What the task asks
Each line containing the word "color" needs to be copied.
+ + +
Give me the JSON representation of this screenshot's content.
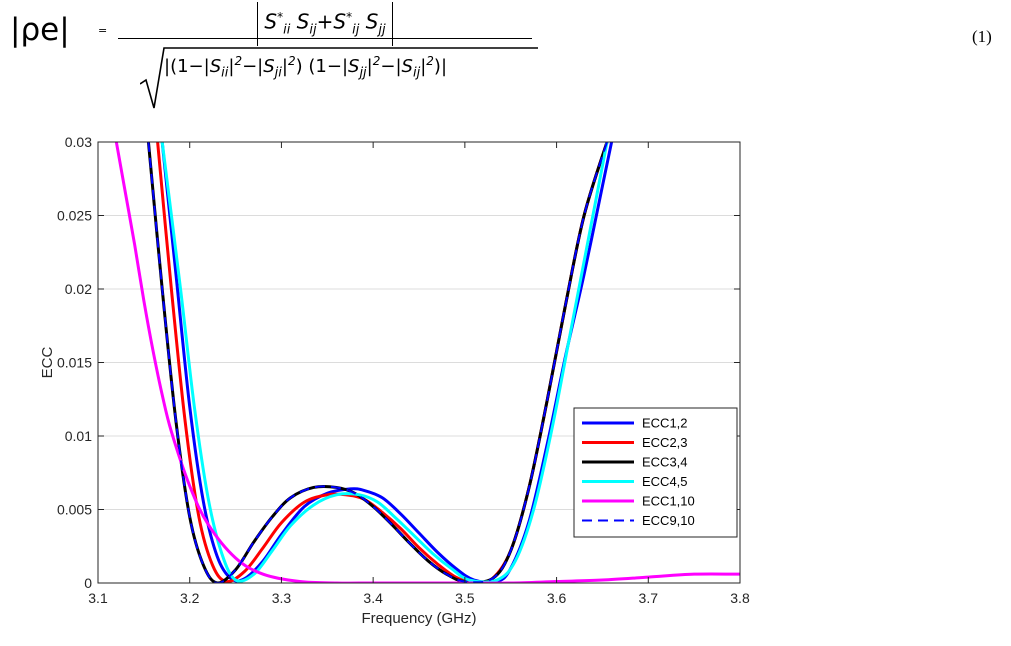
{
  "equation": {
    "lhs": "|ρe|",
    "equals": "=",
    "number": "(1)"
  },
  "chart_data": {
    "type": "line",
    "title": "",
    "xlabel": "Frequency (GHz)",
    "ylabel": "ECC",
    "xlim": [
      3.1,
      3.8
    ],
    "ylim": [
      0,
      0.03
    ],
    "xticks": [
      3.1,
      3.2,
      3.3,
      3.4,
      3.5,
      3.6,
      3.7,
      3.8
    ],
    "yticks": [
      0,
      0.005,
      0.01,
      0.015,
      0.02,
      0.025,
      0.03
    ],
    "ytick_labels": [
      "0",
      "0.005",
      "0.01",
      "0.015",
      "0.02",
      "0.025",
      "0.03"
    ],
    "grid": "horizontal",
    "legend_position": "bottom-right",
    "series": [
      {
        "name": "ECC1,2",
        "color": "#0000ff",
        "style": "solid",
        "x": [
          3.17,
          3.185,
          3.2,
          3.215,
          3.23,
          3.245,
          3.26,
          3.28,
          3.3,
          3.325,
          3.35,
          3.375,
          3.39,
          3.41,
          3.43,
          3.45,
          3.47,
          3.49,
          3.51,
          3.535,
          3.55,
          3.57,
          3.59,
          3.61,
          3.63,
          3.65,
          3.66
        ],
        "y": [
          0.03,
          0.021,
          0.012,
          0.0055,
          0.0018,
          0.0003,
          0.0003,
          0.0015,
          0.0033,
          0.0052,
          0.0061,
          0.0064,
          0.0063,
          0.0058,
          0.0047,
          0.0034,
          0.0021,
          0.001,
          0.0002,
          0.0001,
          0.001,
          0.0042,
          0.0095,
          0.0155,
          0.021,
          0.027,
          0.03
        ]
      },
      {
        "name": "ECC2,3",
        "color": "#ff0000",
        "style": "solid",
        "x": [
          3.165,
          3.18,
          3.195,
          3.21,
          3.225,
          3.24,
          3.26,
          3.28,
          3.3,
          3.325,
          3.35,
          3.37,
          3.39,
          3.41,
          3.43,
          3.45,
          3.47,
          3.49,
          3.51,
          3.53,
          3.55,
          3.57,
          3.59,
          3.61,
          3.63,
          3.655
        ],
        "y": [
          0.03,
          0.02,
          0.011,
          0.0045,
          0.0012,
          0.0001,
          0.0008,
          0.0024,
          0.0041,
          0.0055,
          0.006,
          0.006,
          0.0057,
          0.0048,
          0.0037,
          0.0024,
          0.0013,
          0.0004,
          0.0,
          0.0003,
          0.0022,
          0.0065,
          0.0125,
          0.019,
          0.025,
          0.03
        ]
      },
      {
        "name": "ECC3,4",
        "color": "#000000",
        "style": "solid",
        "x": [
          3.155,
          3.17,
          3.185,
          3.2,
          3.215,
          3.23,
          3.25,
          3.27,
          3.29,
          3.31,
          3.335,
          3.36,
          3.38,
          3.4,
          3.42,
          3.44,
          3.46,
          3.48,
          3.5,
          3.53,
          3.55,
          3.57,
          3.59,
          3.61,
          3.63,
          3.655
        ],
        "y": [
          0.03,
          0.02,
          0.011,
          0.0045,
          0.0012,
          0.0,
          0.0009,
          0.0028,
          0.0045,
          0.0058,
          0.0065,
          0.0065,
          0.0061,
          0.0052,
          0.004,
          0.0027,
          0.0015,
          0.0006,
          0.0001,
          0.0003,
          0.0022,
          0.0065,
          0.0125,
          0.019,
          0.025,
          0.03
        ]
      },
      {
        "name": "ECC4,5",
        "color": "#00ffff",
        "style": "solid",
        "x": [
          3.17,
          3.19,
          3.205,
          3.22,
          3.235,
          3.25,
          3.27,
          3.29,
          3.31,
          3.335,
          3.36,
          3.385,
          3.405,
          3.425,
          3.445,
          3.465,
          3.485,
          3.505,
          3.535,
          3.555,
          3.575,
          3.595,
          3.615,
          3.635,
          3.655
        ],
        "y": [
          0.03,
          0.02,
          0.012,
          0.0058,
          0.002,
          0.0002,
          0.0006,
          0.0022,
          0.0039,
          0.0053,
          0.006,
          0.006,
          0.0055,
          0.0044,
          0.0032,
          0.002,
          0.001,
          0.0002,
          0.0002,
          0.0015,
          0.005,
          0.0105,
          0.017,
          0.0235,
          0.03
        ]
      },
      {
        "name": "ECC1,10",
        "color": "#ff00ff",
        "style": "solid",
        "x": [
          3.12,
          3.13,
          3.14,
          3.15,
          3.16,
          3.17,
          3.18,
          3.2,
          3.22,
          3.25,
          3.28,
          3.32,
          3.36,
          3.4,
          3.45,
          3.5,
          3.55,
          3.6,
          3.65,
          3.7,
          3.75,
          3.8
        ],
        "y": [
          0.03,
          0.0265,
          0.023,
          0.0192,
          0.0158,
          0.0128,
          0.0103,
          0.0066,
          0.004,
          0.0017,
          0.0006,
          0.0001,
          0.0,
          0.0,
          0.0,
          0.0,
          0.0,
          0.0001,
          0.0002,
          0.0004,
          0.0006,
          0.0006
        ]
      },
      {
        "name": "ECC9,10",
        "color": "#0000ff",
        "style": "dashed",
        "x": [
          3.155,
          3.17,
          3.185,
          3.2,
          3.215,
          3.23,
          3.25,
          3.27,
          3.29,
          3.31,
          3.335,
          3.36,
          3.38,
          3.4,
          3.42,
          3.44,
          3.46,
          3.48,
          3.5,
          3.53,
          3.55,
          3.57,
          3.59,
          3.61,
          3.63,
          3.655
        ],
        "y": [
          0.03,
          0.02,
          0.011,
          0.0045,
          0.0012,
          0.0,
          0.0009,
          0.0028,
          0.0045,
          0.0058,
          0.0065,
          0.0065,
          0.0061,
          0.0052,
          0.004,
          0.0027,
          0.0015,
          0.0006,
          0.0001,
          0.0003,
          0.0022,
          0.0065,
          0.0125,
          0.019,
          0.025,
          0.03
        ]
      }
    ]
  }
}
+ + +
Worked solution
        "color": "#0000ff",
        "color": "#ff0000",
        "color": "#000000",
        "color": "#00ffff",
        "color": "#ff00ff",
        "color": "#0000ff",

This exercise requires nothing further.